Collected data
[BEGIN]
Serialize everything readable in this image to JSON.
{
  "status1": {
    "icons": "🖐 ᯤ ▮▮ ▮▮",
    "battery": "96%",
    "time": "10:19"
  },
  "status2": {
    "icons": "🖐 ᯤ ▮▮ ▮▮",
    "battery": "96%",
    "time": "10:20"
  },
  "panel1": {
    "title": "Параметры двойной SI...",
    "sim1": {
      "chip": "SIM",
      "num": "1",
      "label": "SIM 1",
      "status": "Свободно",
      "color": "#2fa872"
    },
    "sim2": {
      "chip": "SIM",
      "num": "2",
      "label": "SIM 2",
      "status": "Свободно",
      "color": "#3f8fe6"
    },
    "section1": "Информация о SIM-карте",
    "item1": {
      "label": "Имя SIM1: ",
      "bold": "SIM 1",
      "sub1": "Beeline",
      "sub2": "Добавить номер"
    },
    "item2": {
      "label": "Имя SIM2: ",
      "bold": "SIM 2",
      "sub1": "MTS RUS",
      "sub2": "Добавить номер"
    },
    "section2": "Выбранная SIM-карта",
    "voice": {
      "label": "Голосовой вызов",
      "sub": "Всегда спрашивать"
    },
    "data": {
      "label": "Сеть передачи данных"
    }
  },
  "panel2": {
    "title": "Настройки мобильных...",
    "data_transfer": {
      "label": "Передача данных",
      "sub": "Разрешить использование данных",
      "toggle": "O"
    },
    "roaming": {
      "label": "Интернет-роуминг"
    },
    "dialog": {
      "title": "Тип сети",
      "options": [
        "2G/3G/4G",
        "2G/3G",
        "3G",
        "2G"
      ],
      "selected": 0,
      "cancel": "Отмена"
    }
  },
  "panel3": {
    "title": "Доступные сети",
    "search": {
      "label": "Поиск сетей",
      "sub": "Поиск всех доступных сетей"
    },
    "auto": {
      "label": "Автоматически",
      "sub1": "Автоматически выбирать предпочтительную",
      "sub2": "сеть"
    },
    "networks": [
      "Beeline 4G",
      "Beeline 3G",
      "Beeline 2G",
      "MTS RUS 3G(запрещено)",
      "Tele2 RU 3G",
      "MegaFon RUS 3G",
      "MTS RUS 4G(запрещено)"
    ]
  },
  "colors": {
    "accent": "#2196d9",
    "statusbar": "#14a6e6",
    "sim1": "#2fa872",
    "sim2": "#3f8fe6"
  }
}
[END]
=== AIM OF THE TASK ===
From the entries above, list each line with "Поиск" in it.

=== OUTPUT FOR THIS EXERCISE ===
      "label": "Поиск сетей",
      "sub": "Поиск всех доступных сетей"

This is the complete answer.